Exercise directions: From the listing below, pull out the lines that hold "color".

-- start of Information supplied --

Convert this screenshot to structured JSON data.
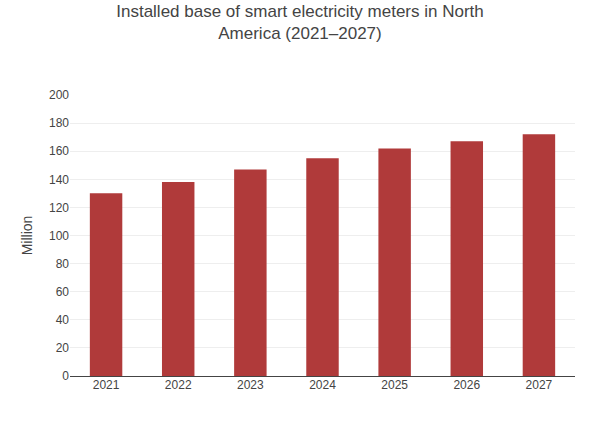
{
  "chart_data": {
    "type": "bar",
    "title": "Installed base of smart electricity meters in North\nAmerica (2021–2027)",
    "categories": [
      "2021",
      "2022",
      "2023",
      "2024",
      "2025",
      "2026",
      "2027"
    ],
    "values": [
      130,
      138,
      147,
      155,
      162,
      167,
      172
    ],
    "color": "#b03a3a",
    "ylabel": "Million",
    "ylim": [
      0,
      200
    ],
    "yticks": [
      0,
      20,
      40,
      60,
      80,
      100,
      120,
      140,
      160,
      180,
      200
    ],
    "grid": true
  }
}
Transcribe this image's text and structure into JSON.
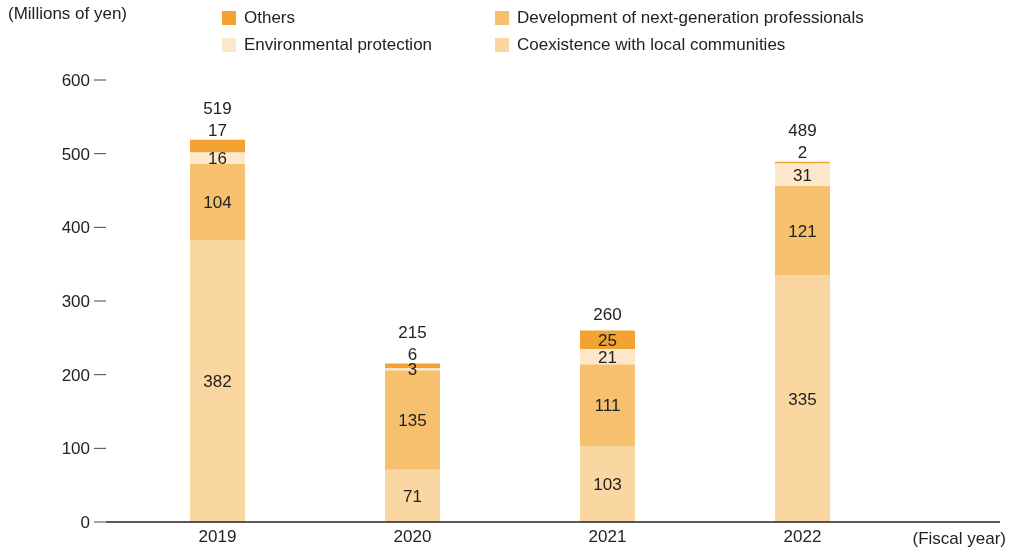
{
  "chart_data": {
    "type": "bar",
    "stacked": true,
    "ylabel": "(Millions of yen)",
    "xlabel": "(Fiscal year)",
    "categories": [
      "2019",
      "2020",
      "2021",
      "2022"
    ],
    "series": [
      {
        "name": "Coexistence with local communities",
        "color": "#fad6a0",
        "values": [
          382,
          71,
          103,
          335
        ]
      },
      {
        "name": "Development of next-generation professionals",
        "color": "#f7c06f",
        "values": [
          104,
          135,
          111,
          121
        ]
      },
      {
        "name": "Environmental protection",
        "color": "#fde8cc",
        "values": [
          16,
          3,
          21,
          31
        ]
      },
      {
        "name": "Others",
        "color": "#f3a331",
        "values": [
          17,
          6,
          25,
          2
        ]
      }
    ],
    "totals": [
      "519",
      "215",
      "260",
      "489"
    ],
    "ylim": [
      0,
      600
    ],
    "yticks": [
      0,
      100,
      200,
      300,
      400,
      500,
      600
    ],
    "grid": false,
    "legend": "top",
    "data_labels": true
  }
}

-- end of Information supplied --

Written solution:
    "color": "#b03a3a",
        "color": "#fad6a0",
        "color": "#f7c06f",
        "color": "#fde8cc",
        "color": "#f3a331",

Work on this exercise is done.